> _Instructions for the task_:
Write out the whole listing again, exactly.

> _Records supplied_:
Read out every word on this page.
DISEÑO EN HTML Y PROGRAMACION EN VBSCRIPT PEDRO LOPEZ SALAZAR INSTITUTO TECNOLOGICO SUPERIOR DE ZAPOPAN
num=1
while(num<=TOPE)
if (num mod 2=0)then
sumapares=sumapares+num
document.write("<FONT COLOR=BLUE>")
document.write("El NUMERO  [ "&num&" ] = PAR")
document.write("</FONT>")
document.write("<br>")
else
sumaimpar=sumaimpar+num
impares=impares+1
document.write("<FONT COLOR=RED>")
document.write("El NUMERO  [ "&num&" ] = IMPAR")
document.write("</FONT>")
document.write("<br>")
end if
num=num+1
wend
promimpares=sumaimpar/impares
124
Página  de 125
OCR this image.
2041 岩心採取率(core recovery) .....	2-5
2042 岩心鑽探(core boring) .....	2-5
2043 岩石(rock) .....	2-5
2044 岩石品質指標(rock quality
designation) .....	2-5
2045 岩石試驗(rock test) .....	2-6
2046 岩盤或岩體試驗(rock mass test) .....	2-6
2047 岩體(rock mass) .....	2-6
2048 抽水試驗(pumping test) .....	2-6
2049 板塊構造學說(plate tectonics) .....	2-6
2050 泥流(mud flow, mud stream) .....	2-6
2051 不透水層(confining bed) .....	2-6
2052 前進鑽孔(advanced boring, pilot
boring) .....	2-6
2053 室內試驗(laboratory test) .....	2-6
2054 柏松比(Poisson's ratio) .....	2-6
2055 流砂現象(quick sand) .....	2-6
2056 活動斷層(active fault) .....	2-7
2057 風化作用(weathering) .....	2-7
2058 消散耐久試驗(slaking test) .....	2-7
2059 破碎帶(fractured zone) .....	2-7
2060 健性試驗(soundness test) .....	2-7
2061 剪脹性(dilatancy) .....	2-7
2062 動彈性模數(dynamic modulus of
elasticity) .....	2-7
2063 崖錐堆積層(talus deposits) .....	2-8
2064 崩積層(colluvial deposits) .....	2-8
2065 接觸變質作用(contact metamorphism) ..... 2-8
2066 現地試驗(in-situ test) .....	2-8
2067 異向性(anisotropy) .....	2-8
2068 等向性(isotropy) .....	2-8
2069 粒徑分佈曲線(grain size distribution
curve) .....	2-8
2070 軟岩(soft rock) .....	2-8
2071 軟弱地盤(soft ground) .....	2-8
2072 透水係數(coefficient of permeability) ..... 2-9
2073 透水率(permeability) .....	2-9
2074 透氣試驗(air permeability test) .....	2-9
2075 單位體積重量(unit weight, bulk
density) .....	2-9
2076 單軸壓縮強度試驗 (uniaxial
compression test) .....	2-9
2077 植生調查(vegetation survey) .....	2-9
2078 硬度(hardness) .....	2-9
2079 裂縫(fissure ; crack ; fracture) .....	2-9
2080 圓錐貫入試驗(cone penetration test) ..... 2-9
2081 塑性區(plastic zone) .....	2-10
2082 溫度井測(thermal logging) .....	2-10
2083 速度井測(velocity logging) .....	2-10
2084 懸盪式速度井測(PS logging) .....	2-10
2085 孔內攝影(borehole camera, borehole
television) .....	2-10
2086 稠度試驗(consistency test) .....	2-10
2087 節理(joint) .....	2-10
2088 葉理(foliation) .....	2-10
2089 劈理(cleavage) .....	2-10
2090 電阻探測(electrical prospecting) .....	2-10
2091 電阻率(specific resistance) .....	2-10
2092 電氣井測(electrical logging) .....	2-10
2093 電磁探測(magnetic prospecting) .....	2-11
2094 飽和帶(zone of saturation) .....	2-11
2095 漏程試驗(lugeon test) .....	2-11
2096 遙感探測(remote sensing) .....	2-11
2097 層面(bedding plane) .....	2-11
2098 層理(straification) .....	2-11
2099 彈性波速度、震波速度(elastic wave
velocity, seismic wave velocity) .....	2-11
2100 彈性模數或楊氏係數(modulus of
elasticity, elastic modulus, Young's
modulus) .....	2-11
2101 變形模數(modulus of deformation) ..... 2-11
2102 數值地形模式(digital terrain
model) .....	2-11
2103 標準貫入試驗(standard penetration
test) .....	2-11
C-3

> _Answer to this problem_:
Read out every word on this page.
DISEÑO EN HTML Y PROGRAMACION EN VBSCRIPT PEDRO LOPEZ SALAZAR INSTITUTO TECNOLOGICO SUPERIOR DE ZAPOPAN
num=1
while(num<=TOPE)
if (num mod 2=0)then
sumapares=sumapares+num
document.write("<FONT COLOR=BLUE>")
document.write("El NUMERO  [ "&num&" ] = PAR")
document.write("</FONT>")
document.write("<br>")
else
sumaimpar=sumaimpar+num
impares=impares+1
document.write("<FONT COLOR=RED>")
document.write("El NUMERO  [ "&num&" ] = IMPAR")
document.write("</FONT>")
document.write("<br>")
end if
num=num+1
wend
promimpares=sumaimpar/impares
124
Página  de 125
OCR this image.
2041 岩心採取率(core recovery) .....	2-5
2042 岩心鑽探(core boring) .....	2-5
2043 岩石(rock) .....	2-5
2044 岩石品質指標(rock quality
designation) .....	2-5
2045 岩石試驗(rock test) .....	2-6
2046 岩盤或岩體試驗(rock mass test) .....	2-6
2047 岩體(rock mass) .....	2-6
2048 抽水試驗(pumping test) .....	2-6
2049 板塊構造學說(plate tectonics) .....	2-6
2050 泥流(mud flow, mud stream) .....	2-6
2051 不透水層(confining bed) .....	2-6
2052 前進鑽孔(advanced boring, pilot
boring) .....	2-6
2053 室內試驗(laboratory test) .....	2-6
2054 柏松比(Poisson's ratio) .....	2-6
2055 流砂現象(quick sand) .....	2-6
2056 活動斷層(active fault) .....	2-7
2057 風化作用(weathering) .....	2-7
2058 消散耐久試驗(slaking test) .....	2-7
2059 破碎帶(fractured zone) .....	2-7
2060 健性試驗(soundness test) .....	2-7
2061 剪脹性(dilatancy) .....	2-7
2062 動彈性模數(dynamic modulus of
elasticity) .....	2-7
2063 崖錐堆積層(talus deposits) .....	2-8
2064 崩積層(colluvial deposits) .....	2-8
2065 接觸變質作用(contact metamorphism) ..... 2-8
2066 現地試驗(in-situ test) .....	2-8
2067 異向性(anisotropy) .....	2-8
2068 等向性(isotropy) .....	2-8
2069 粒徑分佈曲線(grain size distribution
curve) .....	2-8
2070 軟岩(soft rock) .....	2-8
2071 軟弱地盤(soft ground) .....	2-8
2072 透水係數(coefficient of permeability) ..... 2-9
2073 透水率(permeability) .....	2-9
2074 透氣試驗(air permeability test) .....	2-9
2075 單位體積重量(unit weight, bulk
density) .....	2-9
2076 單軸壓縮強度試驗 (uniaxial
compression test) .....	2-9
2077 植生調查(vegetation survey) .....	2-9
2078 硬度(hardness) .....	2-9
2079 裂縫(fissure ; crack ; fracture) .....	2-9
2080 圓錐貫入試驗(cone penetration test) ..... 2-9
2081 塑性區(plastic zone) .....	2-10
2082 溫度井測(thermal logging) .....	2-10
2083 速度井測(velocity logging) .....	2-10
2084 懸盪式速度井測(PS logging) .....	2-10
2085 孔內攝影(borehole camera, borehole
television) .....	2-10
2086 稠度試驗(consistency test) .....	2-10
2087 節理(joint) .....	2-10
2088 葉理(foliation) .....	2-10
2089 劈理(cleavage) .....	2-10
2090 電阻探測(electrical prospecting) .....	2-10
2091 電阻率(specific resistance) .....	2-10
2092 電氣井測(electrical logging) .....	2-10
2093 電磁探測(magnetic prospecting) .....	2-11
2094 飽和帶(zone of saturation) .....	2-11
2095 漏程試驗(lugeon test) .....	2-11
2096 遙感探測(remote sensing) .....	2-11
2097 層面(bedding plane) .....	2-11
2098 層理(straification) .....	2-11
2099 彈性波速度、震波速度(elastic wave
velocity, seismic wave velocity) .....	2-11
2100 彈性模數或楊氏係數(modulus of
elasticity, elastic modulus, Young's
modulus) .....	2-11
2101 變形模數(modulus of deformation) ..... 2-11
2102 數值地形模式(digital terrain
model) .....	2-11
2103 標準貫入試驗(standard penetration
test) .....	2-11
C-3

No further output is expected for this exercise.